[Figure content listings]
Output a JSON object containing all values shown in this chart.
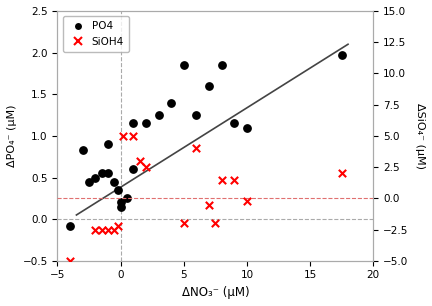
{
  "po4_x": [
    -4,
    -3,
    -2.5,
    -2,
    -1.5,
    -1,
    -1,
    -0.5,
    -0.2,
    0,
    0,
    0.5,
    1,
    1,
    2,
    3,
    4,
    5,
    6,
    7,
    8,
    9,
    10,
    17.5
  ],
  "po4_y": [
    -0.08,
    0.83,
    0.45,
    0.5,
    0.55,
    0.9,
    0.55,
    0.45,
    0.35,
    0.2,
    0.15,
    0.25,
    0.6,
    1.15,
    1.15,
    1.25,
    1.4,
    1.85,
    1.25,
    1.6,
    1.85,
    1.15,
    1.1,
    1.97
  ],
  "sioh4_x": [
    -4,
    -2,
    -1.5,
    -1,
    -0.5,
    -0.2,
    0.2,
    1,
    1.5,
    2,
    5,
    6,
    7,
    7.5,
    8,
    9,
    10,
    17.5
  ],
  "sioh4_y": [
    -5,
    -2.5,
    -2.5,
    -2.5,
    -2.5,
    -2.2,
    5.0,
    5.0,
    3.0,
    2.5,
    -2.0,
    4.0,
    -0.5,
    -2.0,
    1.5,
    1.5,
    -0.2,
    2.0
  ],
  "trendline_x": [
    -3.5,
    18
  ],
  "trendline_y": [
    0.05,
    2.1
  ],
  "xlim": [
    -5,
    20
  ],
  "ylim_left": [
    -0.5,
    2.5
  ],
  "ylim_right": [
    -5,
    15
  ],
  "xlabel": "ΔNO₃⁻ (μM)",
  "ylabel_left": "ΔPO₄⁻ (μM)",
  "ylabel_right": "ΔSiO₄⁻ (μM)",
  "xticks": [
    -5,
    0,
    5,
    10,
    15,
    20
  ],
  "yticks_left": [
    -0.5,
    0.0,
    0.5,
    1.0,
    1.5,
    2.0,
    2.5
  ],
  "yticks_right": [
    -5,
    -2.5,
    0,
    2.5,
    5,
    7.5,
    10,
    12.5,
    15
  ],
  "legend_po4": "PO4",
  "legend_sioh4": "SiOH4",
  "vline_x": 0.0,
  "hline_left_y": 0.0,
  "hline_right_y": 0.0,
  "background_color": "#ffffff",
  "plot_bg_color": "#ffffff",
  "trendline_color": "#444444",
  "hline_color_red": "#e07070",
  "hline_color_gray": "#aaaaaa",
  "border_color": "#aaaaaa"
}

**WRITTEN INSTRUCTION:** Reproduce the data above in full, exactly as it is, with the pictures left out.

**RESPONSE TO THE TASK:**
Output a JSON object containing all values shown in this chart.
{
  "po4_x": [
    -4,
    -3,
    -2.5,
    -2,
    -1.5,
    -1,
    -1,
    -0.5,
    -0.2,
    0,
    0,
    0.5,
    1,
    1,
    2,
    3,
    4,
    5,
    6,
    7,
    8,
    9,
    10,
    17.5
  ],
  "po4_y": [
    -0.08,
    0.83,
    0.45,
    0.5,
    0.55,
    0.9,
    0.55,
    0.45,
    0.35,
    0.2,
    0.15,
    0.25,
    0.6,
    1.15,
    1.15,
    1.25,
    1.4,
    1.85,
    1.25,
    1.6,
    1.85,
    1.15,
    1.1,
    1.97
  ],
  "sioh4_x": [
    -4,
    -2,
    -1.5,
    -1,
    -0.5,
    -0.2,
    0.2,
    1,
    1.5,
    2,
    5,
    6,
    7,
    7.5,
    8,
    9,
    10,
    17.5
  ],
  "sioh4_y": [
    -5,
    -2.5,
    -2.5,
    -2.5,
    -2.5,
    -2.2,
    5.0,
    5.0,
    3.0,
    2.5,
    -2.0,
    4.0,
    -0.5,
    -2.0,
    1.5,
    1.5,
    -0.2,
    2.0
  ],
  "trendline_x": [
    -3.5,
    18
  ],
  "trendline_y": [
    0.05,
    2.1
  ],
  "xlim": [
    -5,
    20
  ],
  "ylim_left": [
    -0.5,
    2.5
  ],
  "ylim_right": [
    -5,
    15
  ],
  "xlabel": "ΔNO₃⁻ (μM)",
  "ylabel_left": "ΔPO₄⁻ (μM)",
  "ylabel_right": "ΔSiO₄⁻ (μM)",
  "xticks": [
    -5,
    0,
    5,
    10,
    15,
    20
  ],
  "yticks_left": [
    -0.5,
    0.0,
    0.5,
    1.0,
    1.5,
    2.0,
    2.5
  ],
  "yticks_right": [
    -5,
    -2.5,
    0,
    2.5,
    5,
    7.5,
    10,
    12.5,
    15
  ],
  "legend_po4": "PO4",
  "legend_sioh4": "SiOH4",
  "vline_x": 0.0,
  "hline_left_y": 0.0,
  "hline_right_y": 0.0,
  "background_color": "#ffffff",
  "plot_bg_color": "#ffffff",
  "trendline_color": "#444444",
  "hline_color_red": "#e07070",
  "hline_color_gray": "#aaaaaa",
  "border_color": "#aaaaaa"
}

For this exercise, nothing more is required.